▶ _Bacaan untuk Ditinjau_:
China berada satu peringkat di belakang
Social Security Trust dan Federal
Reserve dalam rangka kepemilikan utang AS. Seiring makin terjerumusnya
AS ke dalam tumpukan utang, China siap terus mengumpulkan bunganya.
China adalah konsumen energi terbesar di dunia
AS mungkin masih jadi negara ekonomi terbesar dari segi GDP. Tapi
sejak 2010, AS tidak lagi mengonsumsi minyak sebesar China. Pesatnya
industrialisasi China jadi salah satu alasan utama harga minyak naik
drastis selama beberapa dekade terakhir.
GDP terkait langsung dengan konsumsi pribadi sementara pertumbuhan China didorong oleh sektor manufaktur dan pembangunan
infrastruktur terus menerus. Keduanya sama-sama segmen yang erat dengan energi.
Meski China masih bergantung pada batubara sebagai sumber penghasil
energinya, kebutuhan minyak buminya juga meningkat. Arab Saudi sebagai
eksportir minyak mentah terbesar sekarang lebih banyak mengapalkan
produksinya ke China daripada AS. Saudi juga mempertimbangkan China
ketika mengambil keputusan untuk meningkatkan produksinya atau tidak.
Aktivitas China di luar negeri juga berpengaruh. Saat ekspansi
perusahaan-perusahaan AS dihambat oleh politik, China sudah menyetujui
pembangunan kilang di Iran. Salah satu usaha ekspansi China yang lebih
besar adalah ketika perusahaan minyak berbasis di China, CNOOC berusaha
masuk ke pasar AS dengan menawar Unocal pada 2005.

▶ _Entri yang Disediakan_:

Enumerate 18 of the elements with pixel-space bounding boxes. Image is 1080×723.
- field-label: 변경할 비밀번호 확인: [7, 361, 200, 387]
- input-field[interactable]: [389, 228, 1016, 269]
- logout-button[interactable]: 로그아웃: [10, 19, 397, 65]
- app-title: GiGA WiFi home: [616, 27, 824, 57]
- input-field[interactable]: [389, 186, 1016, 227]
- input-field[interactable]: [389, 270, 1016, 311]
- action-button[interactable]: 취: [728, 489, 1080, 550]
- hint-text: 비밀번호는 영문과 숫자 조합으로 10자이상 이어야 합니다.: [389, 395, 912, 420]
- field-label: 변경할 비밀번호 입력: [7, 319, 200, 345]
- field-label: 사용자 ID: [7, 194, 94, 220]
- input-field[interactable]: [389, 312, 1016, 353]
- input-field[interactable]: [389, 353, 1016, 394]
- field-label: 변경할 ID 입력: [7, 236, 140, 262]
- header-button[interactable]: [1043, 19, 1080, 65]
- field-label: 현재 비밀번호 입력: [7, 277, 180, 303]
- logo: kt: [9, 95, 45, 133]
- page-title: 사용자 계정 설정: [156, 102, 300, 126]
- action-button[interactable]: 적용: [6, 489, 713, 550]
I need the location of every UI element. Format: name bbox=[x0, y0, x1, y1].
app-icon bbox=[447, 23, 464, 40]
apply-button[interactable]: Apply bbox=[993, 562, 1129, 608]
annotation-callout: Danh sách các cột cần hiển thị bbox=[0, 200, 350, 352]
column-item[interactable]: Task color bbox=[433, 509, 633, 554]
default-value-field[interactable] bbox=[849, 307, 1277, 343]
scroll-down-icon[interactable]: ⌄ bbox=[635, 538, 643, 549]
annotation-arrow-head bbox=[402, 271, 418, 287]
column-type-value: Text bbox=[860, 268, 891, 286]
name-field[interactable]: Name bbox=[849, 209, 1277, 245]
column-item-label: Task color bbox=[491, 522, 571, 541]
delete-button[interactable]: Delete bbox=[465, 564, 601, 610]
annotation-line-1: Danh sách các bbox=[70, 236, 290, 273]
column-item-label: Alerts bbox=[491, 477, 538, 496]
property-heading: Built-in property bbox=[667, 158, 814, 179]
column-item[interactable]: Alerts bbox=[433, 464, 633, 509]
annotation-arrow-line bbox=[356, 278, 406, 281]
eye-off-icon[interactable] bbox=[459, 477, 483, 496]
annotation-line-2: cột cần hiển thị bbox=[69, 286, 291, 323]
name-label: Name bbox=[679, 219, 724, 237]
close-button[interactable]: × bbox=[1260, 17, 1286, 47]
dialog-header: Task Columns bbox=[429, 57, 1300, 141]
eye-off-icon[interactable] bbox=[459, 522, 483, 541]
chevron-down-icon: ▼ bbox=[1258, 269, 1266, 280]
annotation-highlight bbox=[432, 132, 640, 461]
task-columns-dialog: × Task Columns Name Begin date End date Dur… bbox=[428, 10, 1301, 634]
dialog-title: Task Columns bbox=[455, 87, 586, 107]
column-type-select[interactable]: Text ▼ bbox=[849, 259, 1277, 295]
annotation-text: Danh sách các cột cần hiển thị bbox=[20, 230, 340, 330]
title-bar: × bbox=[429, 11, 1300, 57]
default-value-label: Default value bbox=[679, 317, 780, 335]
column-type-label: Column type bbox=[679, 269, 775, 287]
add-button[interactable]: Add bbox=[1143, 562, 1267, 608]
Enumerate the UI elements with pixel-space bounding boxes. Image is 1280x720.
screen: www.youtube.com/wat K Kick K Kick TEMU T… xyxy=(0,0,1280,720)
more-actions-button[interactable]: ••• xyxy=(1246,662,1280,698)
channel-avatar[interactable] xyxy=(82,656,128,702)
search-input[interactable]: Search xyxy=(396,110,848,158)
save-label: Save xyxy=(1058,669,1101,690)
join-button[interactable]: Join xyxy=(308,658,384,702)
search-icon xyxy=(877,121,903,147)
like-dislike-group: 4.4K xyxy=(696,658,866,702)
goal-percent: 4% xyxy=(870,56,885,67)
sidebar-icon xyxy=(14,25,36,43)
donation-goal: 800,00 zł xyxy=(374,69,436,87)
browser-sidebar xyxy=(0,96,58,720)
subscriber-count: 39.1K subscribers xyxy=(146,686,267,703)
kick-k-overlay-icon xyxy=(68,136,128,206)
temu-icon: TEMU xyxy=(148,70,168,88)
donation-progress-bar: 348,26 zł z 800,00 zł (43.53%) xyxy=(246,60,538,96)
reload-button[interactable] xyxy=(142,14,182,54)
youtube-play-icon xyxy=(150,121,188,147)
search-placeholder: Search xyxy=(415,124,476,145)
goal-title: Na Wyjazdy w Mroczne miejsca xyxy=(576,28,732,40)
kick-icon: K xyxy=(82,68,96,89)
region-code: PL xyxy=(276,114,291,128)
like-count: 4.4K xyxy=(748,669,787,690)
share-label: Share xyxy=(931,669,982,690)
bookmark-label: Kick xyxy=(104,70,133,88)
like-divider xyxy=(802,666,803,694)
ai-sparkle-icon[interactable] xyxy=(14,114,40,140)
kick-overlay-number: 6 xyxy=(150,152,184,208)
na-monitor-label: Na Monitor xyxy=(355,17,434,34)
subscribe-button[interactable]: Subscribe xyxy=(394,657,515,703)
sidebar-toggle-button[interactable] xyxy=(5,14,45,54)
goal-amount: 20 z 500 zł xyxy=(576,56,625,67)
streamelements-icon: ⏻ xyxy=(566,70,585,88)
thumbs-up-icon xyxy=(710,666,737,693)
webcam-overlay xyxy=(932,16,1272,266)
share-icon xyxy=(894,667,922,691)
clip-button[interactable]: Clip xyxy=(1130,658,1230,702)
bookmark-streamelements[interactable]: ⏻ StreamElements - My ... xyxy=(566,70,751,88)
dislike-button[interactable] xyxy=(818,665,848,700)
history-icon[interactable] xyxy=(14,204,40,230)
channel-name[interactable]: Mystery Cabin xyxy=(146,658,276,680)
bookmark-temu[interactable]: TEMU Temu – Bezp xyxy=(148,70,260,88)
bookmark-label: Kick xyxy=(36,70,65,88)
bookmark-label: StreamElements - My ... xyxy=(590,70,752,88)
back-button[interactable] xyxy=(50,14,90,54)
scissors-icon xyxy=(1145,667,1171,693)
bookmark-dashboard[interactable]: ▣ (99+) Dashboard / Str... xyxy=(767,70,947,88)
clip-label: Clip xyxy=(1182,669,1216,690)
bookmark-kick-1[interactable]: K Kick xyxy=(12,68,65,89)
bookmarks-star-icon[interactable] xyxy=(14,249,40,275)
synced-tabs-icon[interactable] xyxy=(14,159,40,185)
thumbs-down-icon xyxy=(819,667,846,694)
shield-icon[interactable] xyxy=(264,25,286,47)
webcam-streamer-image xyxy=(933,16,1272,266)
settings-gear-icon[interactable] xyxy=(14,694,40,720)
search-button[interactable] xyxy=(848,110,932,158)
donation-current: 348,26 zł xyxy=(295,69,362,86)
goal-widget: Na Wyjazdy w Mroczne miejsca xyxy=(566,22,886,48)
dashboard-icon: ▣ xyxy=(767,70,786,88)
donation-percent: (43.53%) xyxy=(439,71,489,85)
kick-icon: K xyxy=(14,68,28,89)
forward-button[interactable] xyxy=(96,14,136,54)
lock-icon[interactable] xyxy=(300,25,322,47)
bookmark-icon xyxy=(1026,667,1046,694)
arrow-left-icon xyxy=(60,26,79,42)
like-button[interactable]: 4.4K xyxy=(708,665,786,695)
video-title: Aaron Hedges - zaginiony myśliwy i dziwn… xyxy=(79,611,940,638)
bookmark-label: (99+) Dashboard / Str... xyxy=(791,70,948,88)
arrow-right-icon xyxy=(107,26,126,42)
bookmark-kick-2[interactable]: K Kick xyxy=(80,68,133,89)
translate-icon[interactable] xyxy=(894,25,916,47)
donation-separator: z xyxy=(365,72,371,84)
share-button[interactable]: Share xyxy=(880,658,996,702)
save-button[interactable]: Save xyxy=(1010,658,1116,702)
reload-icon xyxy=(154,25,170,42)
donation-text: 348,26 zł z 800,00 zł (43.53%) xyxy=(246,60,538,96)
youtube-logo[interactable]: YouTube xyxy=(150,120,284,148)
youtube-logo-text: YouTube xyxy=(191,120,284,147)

▶ _Tugas yang Dikerjakan_: Tuliskan kembali kata demi kata bagian bacaan tentang China dan energi di atas, mulai dari "China adalah konsumen" dan berakhir pada "erat dengan energi.".

▶ _Hasil Latihan_:
China adalah konsumen energi terbesar di dunia
AS mungkin masih jadi negara ekonomi terbesar dari segi GDP. Tapi
sejak 2010, AS tidak lagi mengonsumsi minyak sebesar China. Pesatnya
industrialisasi China jadi salah satu alasan utama harga minyak naik
drastis selama beberapa dekade terakhir.
GDP terkait langsung dengan konsumsi pribadi sementara pertumbuhan China didorong oleh sektor manufaktur dan pembangunan
infrastruktur terus menerus. Keduanya sama-sama segmen yang erat dengan energi.